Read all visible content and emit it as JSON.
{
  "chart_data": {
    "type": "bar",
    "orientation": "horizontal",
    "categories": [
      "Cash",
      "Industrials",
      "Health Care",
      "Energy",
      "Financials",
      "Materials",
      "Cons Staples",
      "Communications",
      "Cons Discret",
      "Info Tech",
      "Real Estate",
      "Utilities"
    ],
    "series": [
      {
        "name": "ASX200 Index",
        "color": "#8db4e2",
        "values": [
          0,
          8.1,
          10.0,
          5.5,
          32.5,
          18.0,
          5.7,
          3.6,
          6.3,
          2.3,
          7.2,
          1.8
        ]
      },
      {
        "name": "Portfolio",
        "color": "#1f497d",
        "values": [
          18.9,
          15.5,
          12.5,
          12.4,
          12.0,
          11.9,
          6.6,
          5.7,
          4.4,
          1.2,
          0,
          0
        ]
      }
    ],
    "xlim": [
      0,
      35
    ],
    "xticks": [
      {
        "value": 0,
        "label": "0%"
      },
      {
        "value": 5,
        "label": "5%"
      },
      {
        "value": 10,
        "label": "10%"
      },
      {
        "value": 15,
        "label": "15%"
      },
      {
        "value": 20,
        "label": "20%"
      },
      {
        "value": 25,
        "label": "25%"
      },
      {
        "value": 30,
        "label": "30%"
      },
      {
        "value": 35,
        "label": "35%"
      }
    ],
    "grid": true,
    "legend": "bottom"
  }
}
◆ ◆ ◆ ◆ ◆ ◆ ◆
# TO BE DONE
Please return the data above exactly as given.

# EXPECTED OUTPUT
Read all visible content and emit it as JSON.
{
  "chart_data": {
    "type": "bar",
    "orientation": "horizontal",
    "categories": [
      "Cash",
      "Industrials",
      "Health Care",
      "Energy",
      "Financials",
      "Materials",
      "Cons Staples",
      "Communications",
      "Cons Discret",
      "Info Tech",
      "Real Estate",
      "Utilities"
    ],
    "series": [
      {
        "name": "ASX200 Index",
        "color": "#8db4e2",
        "values": [
          0,
          8.1,
          10.0,
          5.5,
          32.5,
          18.0,
          5.7,
          3.6,
          6.3,
          2.3,
          7.2,
          1.8
        ]
      },
      {
        "name": "Portfolio",
        "color": "#1f497d",
        "values": [
          18.9,
          15.5,
          12.5,
          12.4,
          12.0,
          11.9,
          6.6,
          5.7,
          4.4,
          1.2,
          0,
          0
        ]
      }
    ],
    "xlim": [
      0,
      35
    ],
    "xticks": [
      {
        "value": 0,
        "label": "0%"
      },
      {
        "value": 5,
        "label": "5%"
      },
      {
        "value": 10,
        "label": "10%"
      },
      {
        "value": 15,
        "label": "15%"
      },
      {
        "value": 20,
        "label": "20%"
      },
      {
        "value": 25,
        "label": "25%"
      },
      {
        "value": 30,
        "label": "30%"
      },
      {
        "value": 35,
        "label": "35%"
      }
    ],
    "grid": true,
    "legend": "bottom"
  }
}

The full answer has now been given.